▶ [Work to complete]
Copy the kapusta recipe introduction below word for word, from its first sentence to its last.

▶ [Reading passage]
This authentic Polish Kapusta recipe (Sauerkraut with Mushrooms) is very easy to make and requires only a few ingredients. In Poland, it is traditionally served on Christmas Eve as a side dish with different kinds of fish.
Tradition of Kapusta
Kapusta (Sauerkraut with Mushrooms) – one of my favorite Polish delights – is super healthy and in most Polish houses, served on Christmas Eve. Traditionally on Christmas Eve, all the dishes should be “lenten” meaning cooked and served without any meat or animal products.
While most recipes call for butter, it’s an optional addition. I realize that the saying is ‘everything with butter tastes better,’ but this one is super delicious when made with just water and splash of olive oil.
My husband and I have had a few Christmases together so far. Each year, he looks forward to the delicious aroma of sauerkraut and mushrooms that fills our house. I usually make pierogi with sauerkraut and mushrooms too; so it’s a lot of krauty, shroomy smells dancing around.

▶ [Data entries]

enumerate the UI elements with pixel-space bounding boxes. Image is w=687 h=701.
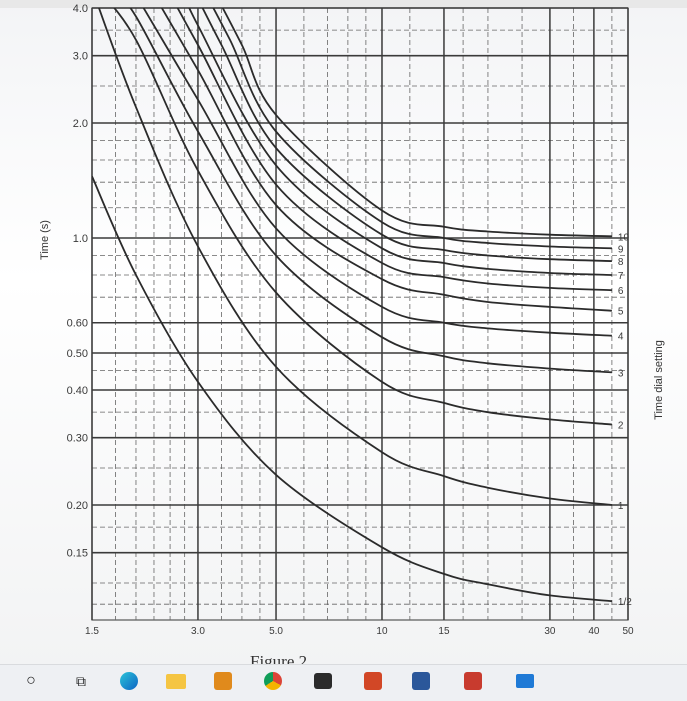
chrome-icon[interactable]: [262, 670, 284, 692]
edge-browser-icon[interactable]: [118, 670, 140, 692]
label-layer: 1.5 3.0 5.0 10 15 30 40 504.03.02.01.00.600.500…: [67, 3, 634, 637]
curve-tds-9: [212, 8, 612, 250]
x-tick-label: 3.0: [191, 626, 205, 637]
curve-label: 1/2: [618, 597, 632, 608]
curve-tds-6: [176, 8, 612, 292]
y-tick-label: 0.30: [67, 433, 88, 445]
mail-icon[interactable]: [514, 670, 536, 692]
y-tick-label: 1.0: [73, 233, 88, 245]
y-tick-label: 0.20: [67, 500, 88, 512]
curve-label: 1: [618, 501, 624, 512]
x-tick-label: 50: [622, 626, 634, 637]
curve-layer: [92, 8, 612, 603]
x-tick-label: 40: [588, 626, 600, 637]
y-tick-label: 4.0: [73, 3, 88, 15]
y-tick-label: 0.15: [67, 548, 88, 560]
y-tick-label: 3.0: [73, 51, 88, 63]
curve-label: 4: [618, 332, 624, 343]
curve-tds-10: [221, 8, 612, 238]
x-tick-label: 5.0: [269, 626, 283, 637]
x-tick-label: 1.5: [85, 626, 99, 637]
x-tick-label: 15: [438, 626, 450, 637]
x-tick-label: 10: [376, 626, 388, 637]
curve-tds-8: [201, 8, 612, 262]
curve-label: 8: [618, 257, 624, 268]
task-view-icon[interactable]: ⧉: [76, 672, 86, 689]
y-tick-label: 0.50: [67, 348, 88, 360]
store-icon[interactable]: [212, 670, 234, 692]
y-axis-label: Time (s): [39, 220, 51, 260]
curve-tds-1: [98, 8, 612, 506]
curve-tds-4: [142, 8, 612, 337]
y-tick-label: 0.60: [67, 318, 88, 330]
grid-layer: [91, 7, 629, 621]
taskbar: [0, 664, 687, 701]
shopping-bag-icon[interactable]: [312, 670, 334, 692]
curve-tds-2: [113, 8, 612, 426]
file-explorer-icon[interactable]: [164, 670, 188, 692]
curve-label: 2: [618, 420, 624, 431]
curve-label: 7: [618, 271, 624, 282]
x-tick-label: 30: [544, 626, 556, 637]
curve-label: 10: [618, 232, 630, 243]
right-axis-label: Time dial setting: [653, 340, 665, 420]
curve-tds-7: [188, 8, 612, 276]
curve-label: 9: [618, 244, 624, 255]
word-icon[interactable]: [410, 670, 432, 692]
app-icon[interactable]: [462, 670, 484, 692]
curve-label: 5: [618, 307, 624, 318]
plot-frame: [91, 7, 629, 621]
curve-tds-3: [129, 8, 612, 374]
powerpoint-icon[interactable]: [362, 670, 384, 692]
curve-tds-1-2: [92, 175, 612, 603]
page-top-edge: [0, 0, 687, 8]
curve-tds-5: [160, 8, 612, 312]
y-tick-label: 0.40: [67, 385, 88, 397]
curve-label: 6: [618, 286, 624, 297]
curve-label: 3: [618, 368, 624, 379]
y-tick-label: 2.0: [73, 118, 88, 130]
start-icon[interactable]: ○: [26, 672, 36, 689]
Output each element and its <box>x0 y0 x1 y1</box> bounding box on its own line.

▶ [Answer]
This authentic Polish Kapusta recipe (Sauerkraut with Mushrooms) is very easy to make and requires only a few ingredients. In Poland, it is traditionally served on Christmas Eve as a side dish with different kinds of fish.
Tradition of Kapusta
Kapusta (Sauerkraut with Mushrooms) – one of my favorite Polish delights – is super healthy and in most Polish houses, served on Christmas Eve. Traditionally on Christmas Eve, all the dishes should be “lenten” meaning cooked and served without any meat or animal products.
While most recipes call for butter, it’s an optional addition. I realize that the saying is ‘everything with butter tastes better,’ but this one is super delicious when made with just water and splash of olive oil.
My husband and I have had a few Christmases together so far. Each year, he looks forward to the delicious aroma of sauerkraut and mushrooms that fills our house. I usually make pierogi with sauerkraut and mushrooms too; so it’s a lot of krauty, shroomy smells dancing around.